| Problem requirements |
Retype the complete listing exactly as it appears.
════════
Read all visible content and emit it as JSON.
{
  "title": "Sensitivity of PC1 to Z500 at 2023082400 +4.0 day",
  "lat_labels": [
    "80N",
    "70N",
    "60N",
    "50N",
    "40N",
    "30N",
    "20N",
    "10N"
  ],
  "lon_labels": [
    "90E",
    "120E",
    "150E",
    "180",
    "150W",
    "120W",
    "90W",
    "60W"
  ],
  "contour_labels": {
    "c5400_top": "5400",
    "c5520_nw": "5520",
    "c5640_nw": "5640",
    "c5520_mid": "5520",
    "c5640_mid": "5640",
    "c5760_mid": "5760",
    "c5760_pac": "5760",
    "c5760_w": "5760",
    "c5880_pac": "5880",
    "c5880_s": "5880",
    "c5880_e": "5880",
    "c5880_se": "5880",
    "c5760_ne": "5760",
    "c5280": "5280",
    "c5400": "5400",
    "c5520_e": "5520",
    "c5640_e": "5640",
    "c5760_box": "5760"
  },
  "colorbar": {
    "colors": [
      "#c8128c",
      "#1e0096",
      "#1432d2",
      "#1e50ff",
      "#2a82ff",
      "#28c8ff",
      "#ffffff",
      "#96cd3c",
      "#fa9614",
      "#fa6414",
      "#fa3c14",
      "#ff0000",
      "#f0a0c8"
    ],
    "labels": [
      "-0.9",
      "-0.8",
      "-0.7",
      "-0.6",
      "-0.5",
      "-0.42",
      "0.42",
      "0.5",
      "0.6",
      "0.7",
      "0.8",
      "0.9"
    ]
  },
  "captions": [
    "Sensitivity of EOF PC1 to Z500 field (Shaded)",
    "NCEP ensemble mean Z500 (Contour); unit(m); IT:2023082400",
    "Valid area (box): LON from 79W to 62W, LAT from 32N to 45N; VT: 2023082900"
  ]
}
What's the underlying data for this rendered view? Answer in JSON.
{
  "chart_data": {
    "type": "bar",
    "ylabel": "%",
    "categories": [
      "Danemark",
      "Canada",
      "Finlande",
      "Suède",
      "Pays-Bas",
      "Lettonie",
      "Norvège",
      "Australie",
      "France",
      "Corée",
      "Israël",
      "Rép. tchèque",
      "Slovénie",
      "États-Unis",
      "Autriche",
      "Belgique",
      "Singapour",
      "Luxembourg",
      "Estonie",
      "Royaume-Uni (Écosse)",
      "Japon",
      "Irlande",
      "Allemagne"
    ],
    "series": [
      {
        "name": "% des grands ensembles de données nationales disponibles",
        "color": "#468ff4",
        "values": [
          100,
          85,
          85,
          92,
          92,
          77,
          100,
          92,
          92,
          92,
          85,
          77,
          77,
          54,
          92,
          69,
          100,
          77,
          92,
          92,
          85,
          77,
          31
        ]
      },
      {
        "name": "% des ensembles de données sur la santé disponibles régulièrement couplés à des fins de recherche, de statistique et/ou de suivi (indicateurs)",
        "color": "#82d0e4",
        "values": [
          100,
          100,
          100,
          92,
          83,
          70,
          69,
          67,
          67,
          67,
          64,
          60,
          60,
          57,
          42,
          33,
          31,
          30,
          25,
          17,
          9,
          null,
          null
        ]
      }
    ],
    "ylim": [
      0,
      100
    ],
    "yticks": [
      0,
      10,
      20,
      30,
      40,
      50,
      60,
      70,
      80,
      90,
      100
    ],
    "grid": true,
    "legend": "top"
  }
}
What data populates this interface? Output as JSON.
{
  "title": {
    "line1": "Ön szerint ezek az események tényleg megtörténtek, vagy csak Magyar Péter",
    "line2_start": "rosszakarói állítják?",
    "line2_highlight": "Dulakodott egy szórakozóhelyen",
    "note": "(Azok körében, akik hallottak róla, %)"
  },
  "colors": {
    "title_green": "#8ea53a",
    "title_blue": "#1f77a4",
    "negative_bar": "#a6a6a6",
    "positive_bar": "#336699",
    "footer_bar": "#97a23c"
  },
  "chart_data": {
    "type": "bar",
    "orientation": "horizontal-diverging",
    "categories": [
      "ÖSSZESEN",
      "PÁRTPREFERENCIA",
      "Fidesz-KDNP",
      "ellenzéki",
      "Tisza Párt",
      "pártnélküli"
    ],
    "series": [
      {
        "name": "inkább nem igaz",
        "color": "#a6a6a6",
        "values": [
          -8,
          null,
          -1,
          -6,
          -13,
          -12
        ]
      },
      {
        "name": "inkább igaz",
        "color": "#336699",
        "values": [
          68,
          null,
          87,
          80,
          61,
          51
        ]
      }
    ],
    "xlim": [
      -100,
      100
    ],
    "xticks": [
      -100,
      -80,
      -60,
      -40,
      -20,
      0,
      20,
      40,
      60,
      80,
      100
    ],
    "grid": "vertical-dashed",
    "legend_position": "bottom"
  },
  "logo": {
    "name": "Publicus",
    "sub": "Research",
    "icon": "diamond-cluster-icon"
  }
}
════════
| Full output |
Read all visible content and emit it as JSON.
{
  "title": "Sensitivity of PC1 to Z500 at 2023082400 +4.0 day",
  "lat_labels": [
    "80N",
    "70N",
    "60N",
    "50N",
    "40N",
    "30N",
    "20N",
    "10N"
  ],
  "lon_labels": [
    "90E",
    "120E",
    "150E",
    "180",
    "150W",
    "120W",
    "90W",
    "60W"
  ],
  "contour_labels": {
    "c5400_top": "5400",
    "c5520_nw": "5520",
    "c5640_nw": "5640",
    "c5520_mid": "5520",
    "c5640_mid": "5640",
    "c5760_mid": "5760",
    "c5760_pac": "5760",
    "c5760_w": "5760",
    "c5880_pac": "5880",
    "c5880_s": "5880",
    "c5880_e": "5880",
    "c5880_se": "5880",
    "c5760_ne": "5760",
    "c5280": "5280",
    "c5400": "5400",
    "c5520_e": "5520",
    "c5640_e": "5640",
    "c5760_box": "5760"
  },
  "colorbar": {
    "colors": [
      "#c8128c",
      "#1e0096",
      "#1432d2",
      "#1e50ff",
      "#2a82ff",
      "#28c8ff",
      "#ffffff",
      "#96cd3c",
      "#fa9614",
      "#fa6414",
      "#fa3c14",
      "#ff0000",
      "#f0a0c8"
    ],
    "labels": [
      "-0.9",
      "-0.8",
      "-0.7",
      "-0.6",
      "-0.5",
      "-0.42",
      "0.42",
      "0.5",
      "0.6",
      "0.7",
      "0.8",
      "0.9"
    ]
  },
  "captions": [
    "Sensitivity of EOF PC1 to Z500 field (Shaded)",
    "NCEP ensemble mean Z500 (Contour); unit(m); IT:2023082400",
    "Valid area (box): LON from 79W to 62W, LAT from 32N to 45N; VT: 2023082900"
  ]
}
What's the underlying data for this rendered view? Answer in JSON.
{
  "chart_data": {
    "type": "bar",
    "ylabel": "%",
    "categories": [
      "Danemark",
      "Canada",
      "Finlande",
      "Suède",
      "Pays-Bas",
      "Lettonie",
      "Norvège",
      "Australie",
      "France",
      "Corée",
      "Israël",
      "Rép. tchèque",
      "Slovénie",
      "États-Unis",
      "Autriche",
      "Belgique",
      "Singapour",
      "Luxembourg",
      "Estonie",
      "Royaume-Uni (Écosse)",
      "Japon",
      "Irlande",
      "Allemagne"
    ],
    "series": [
      {
        "name": "% des grands ensembles de données nationales disponibles",
        "color": "#468ff4",
        "values": [
          100,
          85,
          85,
          92,
          92,
          77,
          100,
          92,
          92,
          92,
          85,
          77,
          77,
          54,
          92,
          69,
          100,
          77,
          92,
          92,
          85,
          77,
          31
        ]
      },
      {
        "name": "% des ensembles de données sur la santé disponibles régulièrement couplés à des fins de recherche, de statistique et/ou de suivi (indicateurs)",
        "color": "#82d0e4",
        "values": [
          100,
          100,
          100,
          92,
          83,
          70,
          69,
          67,
          67,
          67,
          64,
          60,
          60,
          57,
          42,
          33,
          31,
          30,
          25,
          17,
          9,
          null,
          null
        ]
      }
    ],
    "ylim": [
      0,
      100
    ],
    "yticks": [
      0,
      10,
      20,
      30,
      40,
      50,
      60,
      70,
      80,
      90,
      100
    ],
    "grid": true,
    "legend": "top"
  }
}
What data populates this interface? Output as JSON.
{
  "title": {
    "line1": "Ön szerint ezek az események tényleg megtörténtek, vagy csak Magyar Péter",
    "line2_start": "rosszakarói állítják?",
    "line2_highlight": "Dulakodott egy szórakozóhelyen",
    "note": "(Azok körében, akik hallottak róla, %)"
  },
  "colors": {
    "title_green": "#8ea53a",
    "title_blue": "#1f77a4",
    "negative_bar": "#a6a6a6",
    "positive_bar": "#336699",
    "footer_bar": "#97a23c"
  },
  "chart_data": {
    "type": "bar",
    "orientation": "horizontal-diverging",
    "categories": [
      "ÖSSZESEN",
      "PÁRTPREFERENCIA",
      "Fidesz-KDNP",
      "ellenzéki",
      "Tisza Párt",
      "pártnélküli"
    ],
    "series": [
      {
        "name": "inkább nem igaz",
        "color": "#a6a6a6",
        "values": [
          -8,
          null,
          -1,
          -6,
          -13,
          -12
        ]
      },
      {
        "name": "inkább igaz",
        "color": "#336699",
        "values": [
          68,
          null,
          87,
          80,
          61,
          51
        ]
      }
    ],
    "xlim": [
      -100,
      100
    ],
    "xticks": [
      -100,
      -80,
      -60,
      -40,
      -20,
      0,
      20,
      40,
      60,
      80,
      100
    ],
    "grid": "vertical-dashed",
    "legend_position": "bottom"
  },
  "logo": {
    "name": "Publicus",
    "sub": "Research",
    "icon": "diamond-cluster-icon"
  }
}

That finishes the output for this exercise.